## Begin DATA TO PROCESS
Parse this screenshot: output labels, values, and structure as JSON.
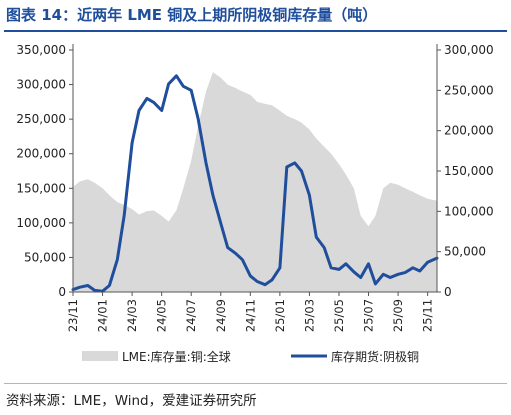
{
  "header": {
    "title": "图表 14：近两年 LME 铜及上期所阴极铜库存量（吨）"
  },
  "footer": {
    "source": "资料来源：LME，Wind，爱建证券研究所"
  },
  "chart_data": {
    "type": "area+line",
    "x_ticks": [
      "23/11",
      "24/01",
      "24/03",
      "24/05",
      "24/07",
      "24/09",
      "24/11",
      "25/01",
      "25/03",
      "25/05",
      "25/07",
      "25/09",
      "25/11"
    ],
    "x_range_months": [
      "2023-11",
      "2025-11"
    ],
    "y_left": {
      "ticks": [
        "0",
        "50,000",
        "100,000",
        "150,000",
        "200,000",
        "250,000",
        "300,000",
        "350,000"
      ],
      "min": 0,
      "max": 350000
    },
    "y_right": {
      "ticks": [
        "0",
        "50,000",
        "100,000",
        "150,000",
        "200,000",
        "250,000",
        "300,000"
      ],
      "min": 0,
      "max": 300000
    },
    "grid": false,
    "legend_position": "bottom",
    "series": [
      {
        "name": "LME:库存量:铜:全球",
        "kind": "area",
        "axis": "left",
        "color": "#d9d9d9",
        "points": [
          [
            "2023-11-01",
            152000
          ],
          [
            "2023-11-15",
            160000
          ],
          [
            "2023-12-01",
            163000
          ],
          [
            "2023-12-15",
            158000
          ],
          [
            "2024-01-01",
            150000
          ],
          [
            "2024-01-15",
            140000
          ],
          [
            "2024-02-01",
            130000
          ],
          [
            "2024-02-15",
            126000
          ],
          [
            "2024-03-01",
            120000
          ],
          [
            "2024-03-15",
            112000
          ],
          [
            "2024-04-01",
            117000
          ],
          [
            "2024-04-15",
            118000
          ],
          [
            "2024-05-01",
            110000
          ],
          [
            "2024-05-15",
            102000
          ],
          [
            "2024-06-01",
            118000
          ],
          [
            "2024-06-15",
            150000
          ],
          [
            "2024-07-01",
            190000
          ],
          [
            "2024-07-15",
            240000
          ],
          [
            "2024-08-01",
            290000
          ],
          [
            "2024-08-15",
            318000
          ],
          [
            "2024-09-01",
            310000
          ],
          [
            "2024-09-15",
            300000
          ],
          [
            "2024-10-01",
            295000
          ],
          [
            "2024-10-15",
            290000
          ],
          [
            "2024-11-01",
            285000
          ],
          [
            "2024-11-15",
            275000
          ],
          [
            "2024-12-01",
            272000
          ],
          [
            "2024-12-15",
            270000
          ],
          [
            "2025-01-01",
            262000
          ],
          [
            "2025-01-15",
            255000
          ],
          [
            "2025-02-01",
            250000
          ],
          [
            "2025-02-15",
            245000
          ],
          [
            "2025-03-01",
            235000
          ],
          [
            "2025-03-15",
            222000
          ],
          [
            "2025-04-01",
            210000
          ],
          [
            "2025-04-15",
            200000
          ],
          [
            "2025-05-01",
            185000
          ],
          [
            "2025-05-15",
            170000
          ],
          [
            "2025-06-01",
            150000
          ],
          [
            "2025-06-15",
            110000
          ],
          [
            "2025-07-01",
            95000
          ],
          [
            "2025-07-15",
            110000
          ],
          [
            "2025-08-01",
            150000
          ],
          [
            "2025-08-15",
            158000
          ],
          [
            "2025-09-01",
            155000
          ],
          [
            "2025-09-15",
            150000
          ],
          [
            "2025-10-01",
            145000
          ],
          [
            "2025-10-15",
            140000
          ],
          [
            "2025-11-01",
            135000
          ],
          [
            "2025-11-20",
            132000
          ]
        ]
      },
      {
        "name": "库存期货:阴极铜",
        "kind": "line",
        "axis": "right",
        "color": "#1f4e9c",
        "points": [
          [
            "2023-11-01",
            3000
          ],
          [
            "2023-11-15",
            6000
          ],
          [
            "2023-12-01",
            8000
          ],
          [
            "2023-12-15",
            2000
          ],
          [
            "2024-01-01",
            1000
          ],
          [
            "2024-01-15",
            8000
          ],
          [
            "2024-02-01",
            40000
          ],
          [
            "2024-02-15",
            95000
          ],
          [
            "2024-03-01",
            185000
          ],
          [
            "2024-03-15",
            225000
          ],
          [
            "2024-04-01",
            240000
          ],
          [
            "2024-04-15",
            235000
          ],
          [
            "2024-05-01",
            225000
          ],
          [
            "2024-05-15",
            258000
          ],
          [
            "2024-06-01",
            268000
          ],
          [
            "2024-06-15",
            255000
          ],
          [
            "2024-07-01",
            250000
          ],
          [
            "2024-07-15",
            215000
          ],
          [
            "2024-08-01",
            160000
          ],
          [
            "2024-08-15",
            120000
          ],
          [
            "2024-09-01",
            85000
          ],
          [
            "2024-09-15",
            55000
          ],
          [
            "2024-10-01",
            48000
          ],
          [
            "2024-10-15",
            40000
          ],
          [
            "2024-11-01",
            20000
          ],
          [
            "2024-11-15",
            13000
          ],
          [
            "2024-12-01",
            9000
          ],
          [
            "2024-12-15",
            15000
          ],
          [
            "2025-01-01",
            30000
          ],
          [
            "2025-01-15",
            155000
          ],
          [
            "2025-02-01",
            160000
          ],
          [
            "2025-02-15",
            150000
          ],
          [
            "2025-03-01",
            120000
          ],
          [
            "2025-03-15",
            68000
          ],
          [
            "2025-04-01",
            55000
          ],
          [
            "2025-04-15",
            30000
          ],
          [
            "2025-05-01",
            28000
          ],
          [
            "2025-05-15",
            35000
          ],
          [
            "2025-06-01",
            25000
          ],
          [
            "2025-06-15",
            18000
          ],
          [
            "2025-07-01",
            35000
          ],
          [
            "2025-07-15",
            10000
          ],
          [
            "2025-08-01",
            22000
          ],
          [
            "2025-08-15",
            18000
          ],
          [
            "2025-09-01",
            22000
          ],
          [
            "2025-09-15",
            24000
          ],
          [
            "2025-10-01",
            30000
          ],
          [
            "2025-10-15",
            26000
          ],
          [
            "2025-11-01",
            37000
          ],
          [
            "2025-11-20",
            42000
          ]
        ]
      }
    ]
  }
}
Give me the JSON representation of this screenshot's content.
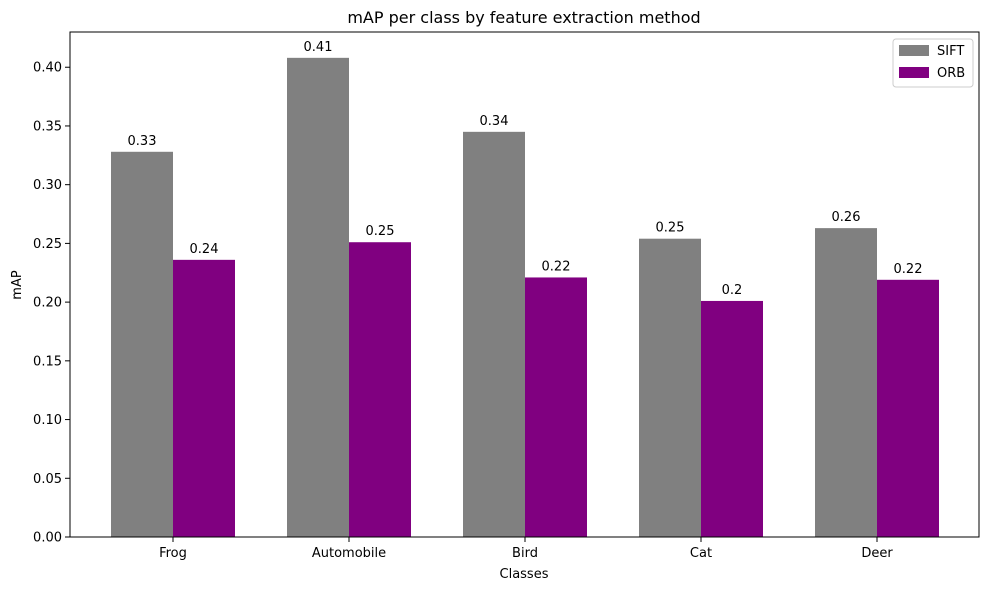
## End DATA TO PROCESS
**SHORT EXERCISE**
Without the pictures, extract every entry verbatim.

**RESPONSE FOR THIS EXERCISE**
Parse this screenshot: output labels, values, and structure as JSON.
{
  "header": {
    "title": "图表 14：近两年 LME 铜及上期所阴极铜库存量（吨）"
  },
  "footer": {
    "source": "资料来源：LME，Wind，爱建证券研究所"
  },
  "chart_data": {
    "type": "area+line",
    "x_ticks": [
      "23/11",
      "24/01",
      "24/03",
      "24/05",
      "24/07",
      "24/09",
      "24/11",
      "25/01",
      "25/03",
      "25/05",
      "25/07",
      "25/09",
      "25/11"
    ],
    "x_range_months": [
      "2023-11",
      "2025-11"
    ],
    "y_left": {
      "ticks": [
        "0",
        "50,000",
        "100,000",
        "150,000",
        "200,000",
        "250,000",
        "300,000",
        "350,000"
      ],
      "min": 0,
      "max": 350000
    },
    "y_right": {
      "ticks": [
        "0",
        "50,000",
        "100,000",
        "150,000",
        "200,000",
        "250,000",
        "300,000"
      ],
      "min": 0,
      "max": 300000
    },
    "grid": false,
    "legend_position": "bottom",
    "series": [
      {
        "name": "LME:库存量:铜:全球",
        "kind": "area",
        "axis": "left",
        "color": "#d9d9d9",
        "points": [
          [
            "2023-11-01",
            152000
          ],
          [
            "2023-11-15",
            160000
          ],
          [
            "2023-12-01",
            163000
          ],
          [
            "2023-12-15",
            158000
          ],
          [
            "2024-01-01",
            150000
          ],
          [
            "2024-01-15",
            140000
          ],
          [
            "2024-02-01",
            130000
          ],
          [
            "2024-02-15",
            126000
          ],
          [
            "2024-03-01",
            120000
          ],
          [
            "2024-03-15",
            112000
          ],
          [
            "2024-04-01",
            117000
          ],
          [
            "2024-04-15",
            118000
          ],
          [
            "2024-05-01",
            110000
          ],
          [
            "2024-05-15",
            102000
          ],
          [
            "2024-06-01",
            118000
          ],
          [
            "2024-06-15",
            150000
          ],
          [
            "2024-07-01",
            190000
          ],
          [
            "2024-07-15",
            240000
          ],
          [
            "2024-08-01",
            290000
          ],
          [
            "2024-08-15",
            318000
          ],
          [
            "2024-09-01",
            310000
          ],
          [
            "2024-09-15",
            300000
          ],
          [
            "2024-10-01",
            295000
          ],
          [
            "2024-10-15",
            290000
          ],
          [
            "2024-11-01",
            285000
          ],
          [
            "2024-11-15",
            275000
          ],
          [
            "2024-12-01",
            272000
          ],
          [
            "2024-12-15",
            270000
          ],
          [
            "2025-01-01",
            262000
          ],
          [
            "2025-01-15",
            255000
          ],
          [
            "2025-02-01",
            250000
          ],
          [
            "2025-02-15",
            245000
          ],
          [
            "2025-03-01",
            235000
          ],
          [
            "2025-03-15",
            222000
          ],
          [
            "2025-04-01",
            210000
          ],
          [
            "2025-04-15",
            200000
          ],
          [
            "2025-05-01",
            185000
          ],
          [
            "2025-05-15",
            170000
          ],
          [
            "2025-06-01",
            150000
          ],
          [
            "2025-06-15",
            110000
          ],
          [
            "2025-07-01",
            95000
          ],
          [
            "2025-07-15",
            110000
          ],
          [
            "2025-08-01",
            150000
          ],
          [
            "2025-08-15",
            158000
          ],
          [
            "2025-09-01",
            155000
          ],
          [
            "2025-09-15",
            150000
          ],
          [
            "2025-10-01",
            145000
          ],
          [
            "2025-10-15",
            140000
          ],
          [
            "2025-11-01",
            135000
          ],
          [
            "2025-11-20",
            132000
          ]
        ]
      },
      {
        "name": "库存期货:阴极铜",
        "kind": "line",
        "axis": "right",
        "color": "#1f4e9c",
        "points": [
          [
            "2023-11-01",
            3000
          ],
          [
            "2023-11-15",
            6000
          ],
          [
            "2023-12-01",
            8000
          ],
          [
            "2023-12-15",
            2000
          ],
          [
            "2024-01-01",
            1000
          ],
          [
            "2024-01-15",
            8000
          ],
          [
            "2024-02-01",
            40000
          ],
          [
            "2024-02-15",
            95000
          ],
          [
            "2024-03-01",
            185000
          ],
          [
            "2024-03-15",
            225000
          ],
          [
            "2024-04-01",
            240000
          ],
          [
            "2024-04-15",
            235000
          ],
          [
            "2024-05-01",
            225000
          ],
          [
            "2024-05-15",
            258000
          ],
          [
            "2024-06-01",
            268000
          ],
          [
            "2024-06-15",
            255000
          ],
          [
            "2024-07-01",
            250000
          ],
          [
            "2024-07-15",
            215000
          ],
          [
            "2024-08-01",
            160000
          ],
          [
            "2024-08-15",
            120000
          ],
          [
            "2024-09-01",
            85000
          ],
          [
            "2024-09-15",
            55000
          ],
          [
            "2024-10-01",
            48000
          ],
          [
            "2024-10-15",
            40000
          ],
          [
            "2024-11-01",
            20000
          ],
          [
            "2024-11-15",
            13000
          ],
          [
            "2024-12-01",
            9000
          ],
          [
            "2024-12-15",
            15000
          ],
          [
            "2025-01-01",
            30000
          ],
          [
            "2025-01-15",
            155000
          ],
          [
            "2025-02-01",
            160000
          ],
          [
            "2025-02-15",
            150000
          ],
          [
            "2025-03-01",
            120000
          ],
          [
            "2025-03-15",
            68000
          ],
          [
            "2025-04-01",
            55000
          ],
          [
            "2025-04-15",
            30000
          ],
          [
            "2025-05-01",
            28000
          ],
          [
            "2025-05-15",
            35000
          ],
          [
            "2025-06-01",
            25000
          ],
          [
            "2025-06-15",
            18000
          ],
          [
            "2025-07-01",
            35000
          ],
          [
            "2025-07-15",
            10000
          ],
          [
            "2025-08-01",
            22000
          ],
          [
            "2025-08-15",
            18000
          ],
          [
            "2025-09-01",
            22000
          ],
          [
            "2025-09-15",
            24000
          ],
          [
            "2025-10-01",
            30000
          ],
          [
            "2025-10-15",
            26000
          ],
          [
            "2025-11-01",
            37000
          ],
          [
            "2025-11-20",
            42000
          ]
        ]
      }
    ]
  }
}
Give me the JSON representation of this screenshot's content.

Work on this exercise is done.